PROBLEM STATEMENT
Some lines in the listing below may include the string "icon". How many are there? Give only the number.

DATA FOR THE TASK

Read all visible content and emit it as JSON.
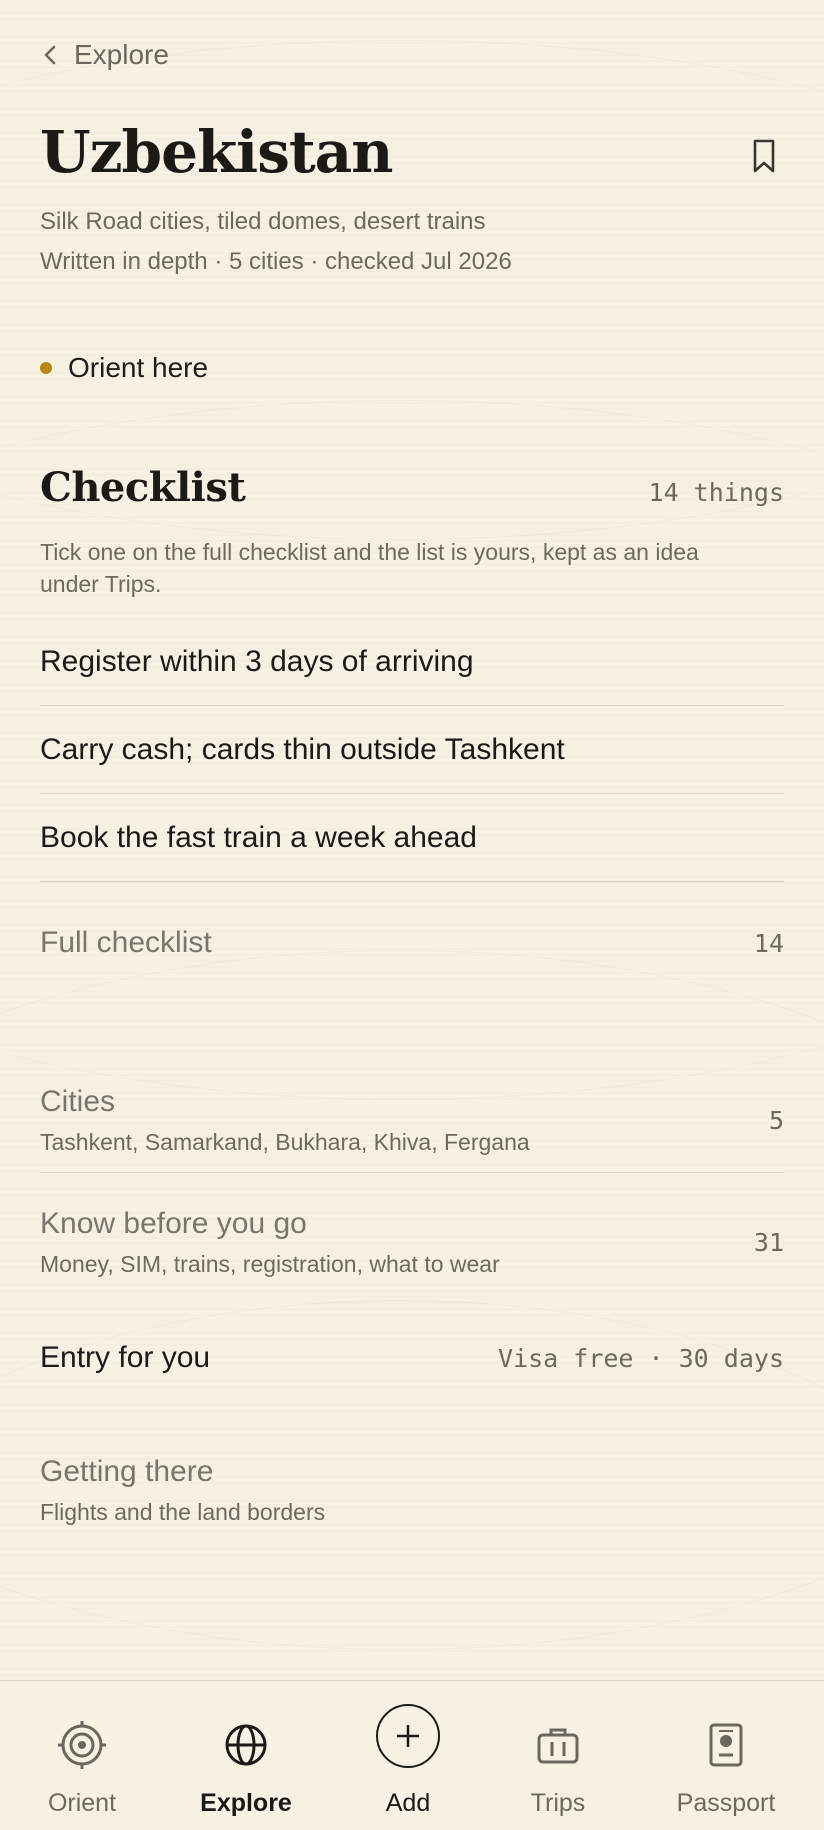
{
  "header": {
    "back_label": "Explore",
    "title": "Uzbekistan",
    "subtitle": "Silk Road cities, tiled domes, desert trains",
    "meta": "Written in depth · 5 cities · checked Jul 2026"
  },
  "orient": {
    "label": "Orient here",
    "dot_color": "#b8860b"
  },
  "checklist": {
    "title": "Checklist",
    "count": "14 things",
    "description": "Tick one on the full checklist and the list is yours, kept as an idea under Trips.",
    "items": [
      "Register within 3 days of arriving",
      "Carry cash; cards thin outside Tashkent",
      "Book the fast train a week ahead"
    ],
    "full_label": "Full checklist",
    "full_count": "14"
  },
  "sections": {
    "cities": {
      "title": "Cities",
      "subtitle": "Tashkent, Samarkand, Bukhara, Khiva, Fergana",
      "count": "5"
    },
    "know": {
      "title": "Know before you go",
      "subtitle": "Money, SIM, trains, registration, what to wear",
      "count": "31"
    },
    "entry": {
      "label": "Entry for you",
      "value": "Visa free · 30 days"
    },
    "getting_there": {
      "title": "Getting there",
      "subtitle": "Flights and the land borders"
    }
  },
  "nav": {
    "items": [
      {
        "label": "Orient",
        "icon": "target-icon"
      },
      {
        "label": "Explore",
        "icon": "globe-icon",
        "active": true
      },
      {
        "label": "Add",
        "icon": "plus-circle-icon"
      },
      {
        "label": "Trips",
        "icon": "briefcase-icon"
      },
      {
        "label": "Passport",
        "icon": "passport-icon"
      }
    ]
  }
}
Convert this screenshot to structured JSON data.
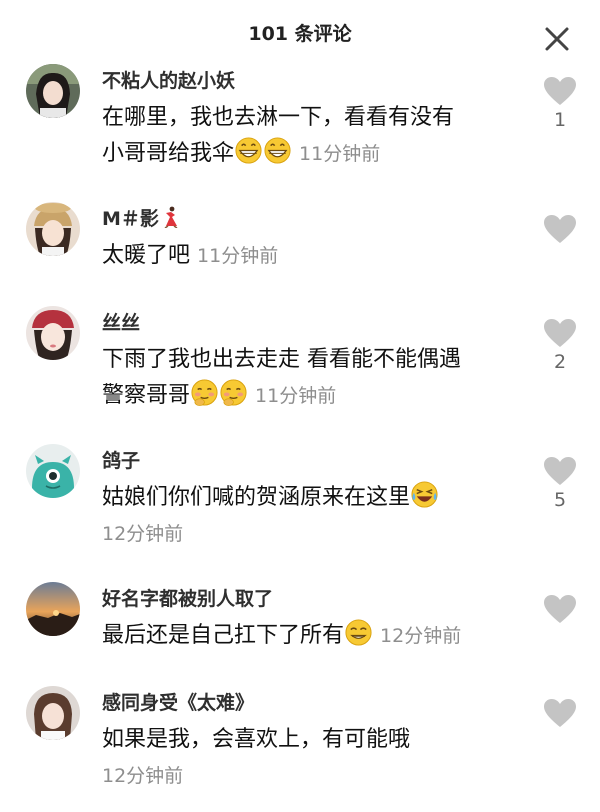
{
  "header": {
    "title": "101 条评论",
    "close_icon": "close-icon"
  },
  "comments": [
    {
      "username": "不粘人的赵小妖",
      "text_line1": "在哪里，我也去淋一下，看看有没有",
      "text_line2": "小哥哥给我伞",
      "emojis": [
        "grin-emoji",
        "grin-emoji"
      ],
      "time": "11分钟前",
      "like_count": "1"
    },
    {
      "username": "M＃影",
      "username_emoji": "dancer-emoji",
      "text": "太暖了吧",
      "time": "11分钟前",
      "like_count": ""
    },
    {
      "username": "丝丝",
      "text_line1": "下雨了我也出去走走 看看能不能偶遇",
      "text_line2": "警察哥哥",
      "emojis": [
        "shy-emoji",
        "shy-emoji"
      ],
      "time": "11分钟前",
      "like_count": "2"
    },
    {
      "username": "鸽子",
      "text": "姑娘们你们喊的贺涵原来在这里",
      "emojis": [
        "laugh-cry-emoji"
      ],
      "time": "12分钟前",
      "like_count": "5"
    },
    {
      "username": "好名字都被别人取了",
      "text": "最后还是自己扛下了所有",
      "emojis": [
        "smirk-emoji"
      ],
      "time": "12分钟前",
      "like_count": ""
    },
    {
      "username": "感同身受《太难》",
      "text": "如果是我，会喜欢上，有可能哦",
      "time": "12分钟前",
      "like_count": ""
    }
  ],
  "colors": {
    "username": "#2f2f2f",
    "timestamp": "#8e8e8e",
    "heart": "#c4c4c4",
    "emoji_face": "#f7c933"
  }
}
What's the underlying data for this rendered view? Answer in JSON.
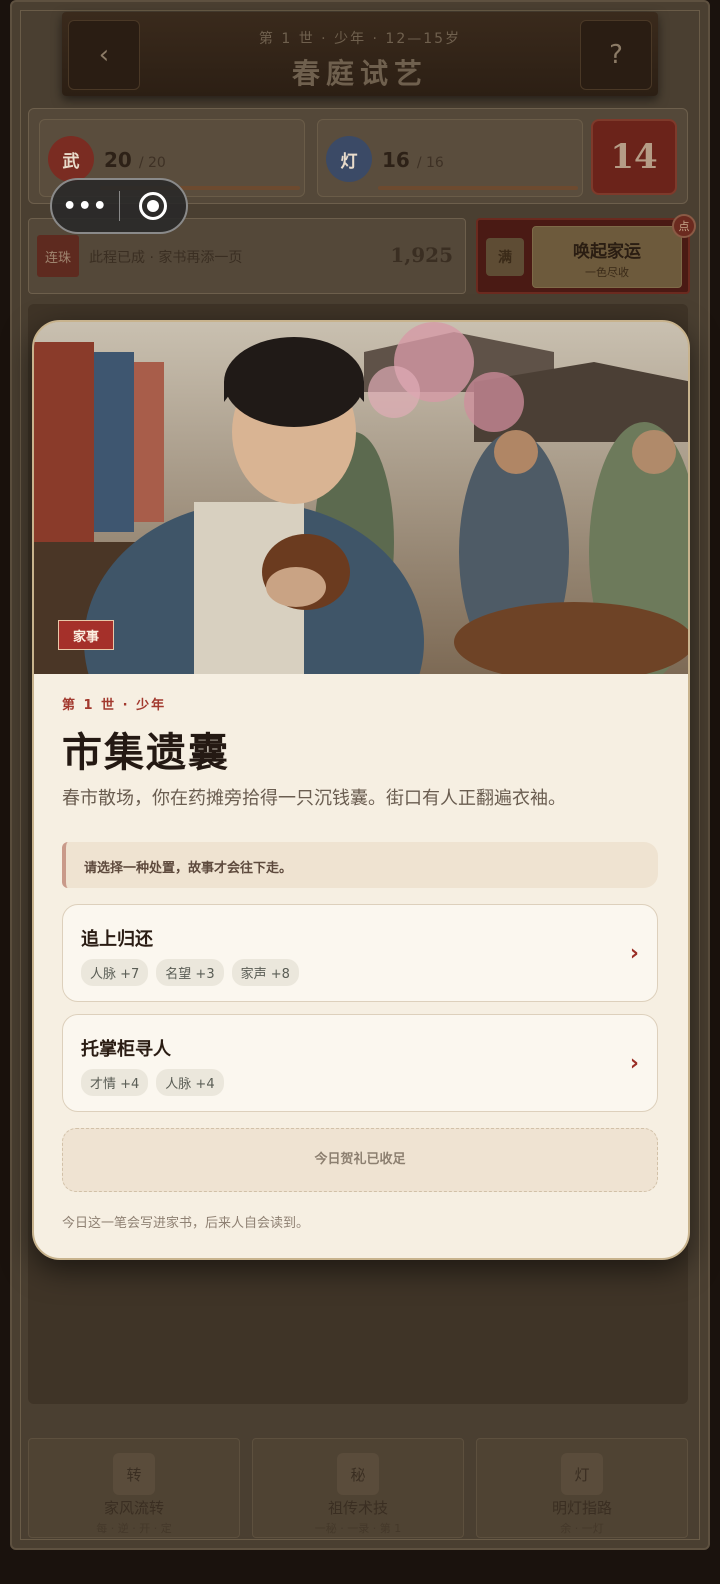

THE RESULT
6